Work to be completed »
Records follow. Select each line holding "Debemos".

++++

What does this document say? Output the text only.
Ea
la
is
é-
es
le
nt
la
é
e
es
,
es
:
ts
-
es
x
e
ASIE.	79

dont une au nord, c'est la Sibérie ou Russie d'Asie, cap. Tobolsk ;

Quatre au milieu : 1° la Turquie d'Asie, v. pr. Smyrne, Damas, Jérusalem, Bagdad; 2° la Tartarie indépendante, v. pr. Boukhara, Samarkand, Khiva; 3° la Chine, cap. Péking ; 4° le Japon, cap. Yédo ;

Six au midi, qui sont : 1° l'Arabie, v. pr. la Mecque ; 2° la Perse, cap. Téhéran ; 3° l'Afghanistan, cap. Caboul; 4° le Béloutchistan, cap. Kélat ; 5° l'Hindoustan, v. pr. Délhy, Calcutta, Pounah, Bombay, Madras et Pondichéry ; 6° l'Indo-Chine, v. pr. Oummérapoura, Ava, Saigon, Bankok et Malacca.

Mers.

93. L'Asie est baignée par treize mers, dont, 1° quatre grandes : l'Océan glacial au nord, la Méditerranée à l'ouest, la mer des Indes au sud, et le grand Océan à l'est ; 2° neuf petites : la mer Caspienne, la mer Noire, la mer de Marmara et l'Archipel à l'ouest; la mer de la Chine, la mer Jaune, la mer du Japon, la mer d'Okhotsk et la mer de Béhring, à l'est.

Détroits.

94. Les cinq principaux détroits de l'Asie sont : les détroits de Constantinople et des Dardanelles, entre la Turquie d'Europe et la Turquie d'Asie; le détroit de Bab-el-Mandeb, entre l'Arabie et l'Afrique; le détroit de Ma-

++++

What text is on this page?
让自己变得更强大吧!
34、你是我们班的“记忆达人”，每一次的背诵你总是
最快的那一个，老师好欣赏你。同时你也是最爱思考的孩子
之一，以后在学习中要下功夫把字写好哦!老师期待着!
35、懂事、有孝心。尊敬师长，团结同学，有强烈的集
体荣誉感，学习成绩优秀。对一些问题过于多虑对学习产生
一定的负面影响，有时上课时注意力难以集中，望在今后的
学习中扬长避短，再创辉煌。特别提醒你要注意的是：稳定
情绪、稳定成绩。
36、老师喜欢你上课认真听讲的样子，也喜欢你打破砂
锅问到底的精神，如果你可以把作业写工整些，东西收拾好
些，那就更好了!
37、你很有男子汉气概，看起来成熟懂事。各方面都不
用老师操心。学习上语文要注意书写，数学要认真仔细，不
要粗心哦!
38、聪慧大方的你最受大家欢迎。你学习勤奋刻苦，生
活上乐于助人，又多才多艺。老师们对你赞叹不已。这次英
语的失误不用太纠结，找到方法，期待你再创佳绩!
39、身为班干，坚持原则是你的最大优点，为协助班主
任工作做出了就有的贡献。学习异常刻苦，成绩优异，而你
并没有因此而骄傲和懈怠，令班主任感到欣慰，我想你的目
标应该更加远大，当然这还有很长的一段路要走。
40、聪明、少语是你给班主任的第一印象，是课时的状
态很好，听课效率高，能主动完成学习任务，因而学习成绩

++++

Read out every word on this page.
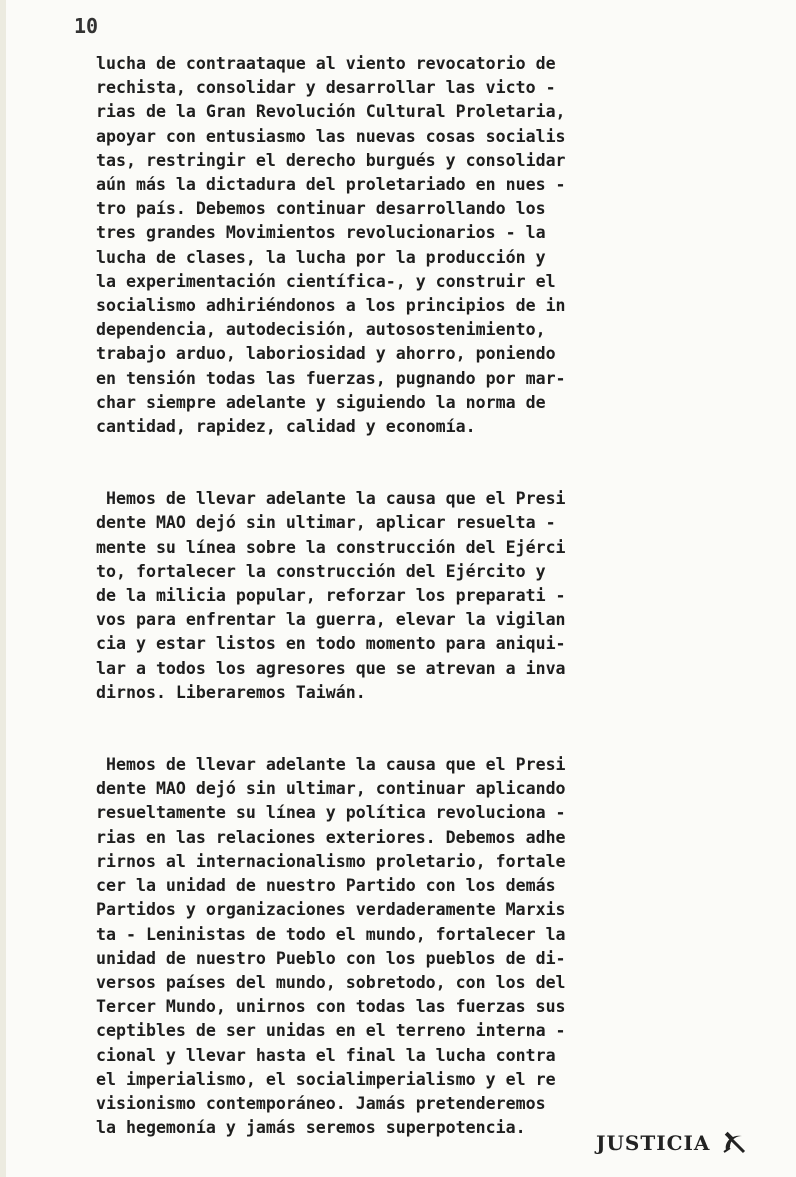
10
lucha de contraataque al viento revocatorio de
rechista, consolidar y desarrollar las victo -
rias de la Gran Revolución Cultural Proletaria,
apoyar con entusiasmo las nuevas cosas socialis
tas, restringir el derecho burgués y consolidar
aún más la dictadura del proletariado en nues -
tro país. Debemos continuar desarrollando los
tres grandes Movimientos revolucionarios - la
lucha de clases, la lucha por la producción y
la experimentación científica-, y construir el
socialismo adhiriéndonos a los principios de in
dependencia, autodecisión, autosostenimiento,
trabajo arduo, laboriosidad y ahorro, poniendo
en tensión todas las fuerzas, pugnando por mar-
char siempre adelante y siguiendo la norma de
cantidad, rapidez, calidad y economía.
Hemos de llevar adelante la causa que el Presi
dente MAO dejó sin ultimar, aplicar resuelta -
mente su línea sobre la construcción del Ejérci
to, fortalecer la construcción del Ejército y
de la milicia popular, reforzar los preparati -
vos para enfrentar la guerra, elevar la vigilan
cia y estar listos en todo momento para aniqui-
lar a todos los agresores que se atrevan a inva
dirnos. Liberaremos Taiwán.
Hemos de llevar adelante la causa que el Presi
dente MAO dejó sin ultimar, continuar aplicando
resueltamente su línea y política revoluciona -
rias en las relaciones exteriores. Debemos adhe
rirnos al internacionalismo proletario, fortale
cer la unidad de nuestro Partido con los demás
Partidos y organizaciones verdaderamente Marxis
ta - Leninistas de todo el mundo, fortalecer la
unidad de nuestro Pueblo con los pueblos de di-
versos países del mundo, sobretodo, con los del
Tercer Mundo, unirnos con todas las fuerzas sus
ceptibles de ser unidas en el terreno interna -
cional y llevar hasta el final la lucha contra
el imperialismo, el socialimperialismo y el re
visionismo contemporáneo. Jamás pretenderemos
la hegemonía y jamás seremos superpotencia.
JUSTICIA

++++

Reply to the exercise »
tro país. Debemos continuar desarrollando los
rias en las relaciones exteriores. Debemos adhe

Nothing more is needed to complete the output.